++++ RECORDS FOR THE TASK ++++

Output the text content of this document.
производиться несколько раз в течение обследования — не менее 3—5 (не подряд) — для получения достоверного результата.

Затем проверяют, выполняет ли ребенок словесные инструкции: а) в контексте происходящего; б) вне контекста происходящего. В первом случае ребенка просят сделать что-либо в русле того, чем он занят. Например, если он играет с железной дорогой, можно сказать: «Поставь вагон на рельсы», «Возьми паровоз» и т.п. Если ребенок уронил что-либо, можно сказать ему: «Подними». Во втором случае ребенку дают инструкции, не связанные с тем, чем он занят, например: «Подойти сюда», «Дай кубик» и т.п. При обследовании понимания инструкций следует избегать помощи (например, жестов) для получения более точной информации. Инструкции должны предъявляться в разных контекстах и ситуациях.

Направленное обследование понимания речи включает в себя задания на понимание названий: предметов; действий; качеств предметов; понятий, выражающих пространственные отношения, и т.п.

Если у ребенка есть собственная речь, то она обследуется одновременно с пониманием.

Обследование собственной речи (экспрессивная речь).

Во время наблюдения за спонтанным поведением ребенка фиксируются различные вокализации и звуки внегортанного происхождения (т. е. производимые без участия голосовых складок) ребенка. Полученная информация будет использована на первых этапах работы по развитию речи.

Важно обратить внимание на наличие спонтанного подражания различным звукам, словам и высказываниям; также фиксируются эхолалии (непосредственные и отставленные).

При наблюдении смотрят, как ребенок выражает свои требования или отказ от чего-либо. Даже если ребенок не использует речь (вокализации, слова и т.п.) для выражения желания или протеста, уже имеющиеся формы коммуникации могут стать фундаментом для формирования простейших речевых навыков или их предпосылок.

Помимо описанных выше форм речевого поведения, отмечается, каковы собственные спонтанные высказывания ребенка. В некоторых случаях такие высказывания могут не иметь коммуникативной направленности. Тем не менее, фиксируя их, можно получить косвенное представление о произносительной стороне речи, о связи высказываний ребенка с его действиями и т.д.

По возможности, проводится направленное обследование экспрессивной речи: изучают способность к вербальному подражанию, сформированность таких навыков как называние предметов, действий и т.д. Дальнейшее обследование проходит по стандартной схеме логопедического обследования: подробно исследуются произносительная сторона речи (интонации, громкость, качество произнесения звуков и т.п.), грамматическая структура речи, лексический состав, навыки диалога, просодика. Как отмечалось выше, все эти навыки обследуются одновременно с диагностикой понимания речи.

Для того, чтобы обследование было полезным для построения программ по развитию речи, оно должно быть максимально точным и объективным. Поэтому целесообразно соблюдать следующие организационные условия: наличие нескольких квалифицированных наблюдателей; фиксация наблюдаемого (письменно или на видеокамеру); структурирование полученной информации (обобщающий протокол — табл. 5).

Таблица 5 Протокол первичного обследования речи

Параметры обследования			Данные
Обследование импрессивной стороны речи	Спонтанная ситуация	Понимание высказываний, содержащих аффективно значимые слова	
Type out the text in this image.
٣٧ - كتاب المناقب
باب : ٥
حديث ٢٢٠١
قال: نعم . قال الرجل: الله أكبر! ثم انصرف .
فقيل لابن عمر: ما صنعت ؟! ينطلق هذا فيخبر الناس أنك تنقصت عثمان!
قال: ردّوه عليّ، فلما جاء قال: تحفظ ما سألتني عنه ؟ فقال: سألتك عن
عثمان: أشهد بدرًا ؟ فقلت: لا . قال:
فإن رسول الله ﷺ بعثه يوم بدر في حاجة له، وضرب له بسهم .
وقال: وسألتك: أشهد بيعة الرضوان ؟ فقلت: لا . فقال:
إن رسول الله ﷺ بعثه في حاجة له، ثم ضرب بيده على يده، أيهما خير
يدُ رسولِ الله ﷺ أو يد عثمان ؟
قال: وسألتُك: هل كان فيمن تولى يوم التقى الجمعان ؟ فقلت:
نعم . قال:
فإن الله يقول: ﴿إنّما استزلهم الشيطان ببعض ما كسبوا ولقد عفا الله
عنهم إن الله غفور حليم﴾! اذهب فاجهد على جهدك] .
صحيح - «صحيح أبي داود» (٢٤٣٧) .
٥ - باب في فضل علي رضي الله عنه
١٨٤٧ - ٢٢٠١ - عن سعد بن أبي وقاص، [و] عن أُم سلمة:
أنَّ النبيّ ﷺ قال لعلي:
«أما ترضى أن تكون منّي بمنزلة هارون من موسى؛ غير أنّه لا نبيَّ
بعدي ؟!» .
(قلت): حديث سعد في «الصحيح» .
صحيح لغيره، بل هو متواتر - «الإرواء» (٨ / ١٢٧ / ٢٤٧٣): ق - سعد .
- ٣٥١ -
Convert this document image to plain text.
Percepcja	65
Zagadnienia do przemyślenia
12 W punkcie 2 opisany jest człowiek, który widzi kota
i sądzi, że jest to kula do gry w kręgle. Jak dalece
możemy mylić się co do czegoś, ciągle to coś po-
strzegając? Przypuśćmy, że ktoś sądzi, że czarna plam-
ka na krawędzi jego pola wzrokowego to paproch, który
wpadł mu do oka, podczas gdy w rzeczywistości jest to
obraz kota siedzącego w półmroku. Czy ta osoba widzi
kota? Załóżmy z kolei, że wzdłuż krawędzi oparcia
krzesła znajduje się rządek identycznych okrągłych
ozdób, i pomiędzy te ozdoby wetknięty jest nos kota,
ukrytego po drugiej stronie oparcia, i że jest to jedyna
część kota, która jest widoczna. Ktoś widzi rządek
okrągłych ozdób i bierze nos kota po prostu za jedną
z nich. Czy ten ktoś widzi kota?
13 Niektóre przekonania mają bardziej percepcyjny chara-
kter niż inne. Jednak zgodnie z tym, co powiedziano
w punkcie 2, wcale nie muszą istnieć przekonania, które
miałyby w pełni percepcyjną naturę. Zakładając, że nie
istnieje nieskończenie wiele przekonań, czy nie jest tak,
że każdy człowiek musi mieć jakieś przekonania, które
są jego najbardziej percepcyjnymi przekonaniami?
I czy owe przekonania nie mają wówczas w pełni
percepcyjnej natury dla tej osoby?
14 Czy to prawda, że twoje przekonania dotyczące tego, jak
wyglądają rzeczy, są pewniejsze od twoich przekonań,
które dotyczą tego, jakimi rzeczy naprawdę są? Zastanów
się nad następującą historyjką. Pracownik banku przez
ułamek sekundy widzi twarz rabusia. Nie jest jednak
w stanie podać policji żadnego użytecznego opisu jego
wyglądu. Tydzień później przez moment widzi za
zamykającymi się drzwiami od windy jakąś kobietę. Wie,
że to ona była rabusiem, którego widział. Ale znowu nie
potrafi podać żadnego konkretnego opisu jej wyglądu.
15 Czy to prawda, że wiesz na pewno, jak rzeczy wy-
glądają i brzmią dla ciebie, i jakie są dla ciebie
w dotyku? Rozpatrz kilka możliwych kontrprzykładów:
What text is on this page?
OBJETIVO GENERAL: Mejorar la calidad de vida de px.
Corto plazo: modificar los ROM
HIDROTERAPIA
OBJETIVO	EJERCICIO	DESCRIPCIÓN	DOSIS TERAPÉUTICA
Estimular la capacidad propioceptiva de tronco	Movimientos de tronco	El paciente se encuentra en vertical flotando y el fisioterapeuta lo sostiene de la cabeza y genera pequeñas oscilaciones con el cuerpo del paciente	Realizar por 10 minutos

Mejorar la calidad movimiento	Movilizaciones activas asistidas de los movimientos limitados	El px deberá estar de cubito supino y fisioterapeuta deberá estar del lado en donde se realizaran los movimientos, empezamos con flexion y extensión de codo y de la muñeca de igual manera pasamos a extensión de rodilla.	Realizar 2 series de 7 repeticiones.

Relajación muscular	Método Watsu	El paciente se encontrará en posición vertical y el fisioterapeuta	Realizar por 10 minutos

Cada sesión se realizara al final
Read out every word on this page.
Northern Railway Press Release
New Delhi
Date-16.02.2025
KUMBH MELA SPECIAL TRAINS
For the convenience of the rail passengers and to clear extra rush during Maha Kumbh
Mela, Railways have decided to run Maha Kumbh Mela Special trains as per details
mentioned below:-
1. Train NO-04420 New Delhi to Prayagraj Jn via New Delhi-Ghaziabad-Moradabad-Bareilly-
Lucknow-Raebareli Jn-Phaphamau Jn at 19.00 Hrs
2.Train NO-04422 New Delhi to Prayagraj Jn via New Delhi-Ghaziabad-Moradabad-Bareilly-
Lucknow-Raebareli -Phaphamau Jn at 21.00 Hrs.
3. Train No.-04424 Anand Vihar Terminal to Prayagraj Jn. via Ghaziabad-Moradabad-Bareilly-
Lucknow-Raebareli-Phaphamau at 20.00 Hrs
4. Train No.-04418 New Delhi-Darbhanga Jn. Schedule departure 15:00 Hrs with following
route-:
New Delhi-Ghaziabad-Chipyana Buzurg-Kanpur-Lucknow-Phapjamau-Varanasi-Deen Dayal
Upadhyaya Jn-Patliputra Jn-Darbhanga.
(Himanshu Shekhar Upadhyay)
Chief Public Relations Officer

++++

- [PROMPT]: Among the lines of the material, find those that hold the word "żadnego" and copy them.

- [EXERCISE RESPONSE]:
w stanie podać policji żadnego użytecznego opisu jego
potrafi podać żadnego konkretnego opisu jej wyglądu.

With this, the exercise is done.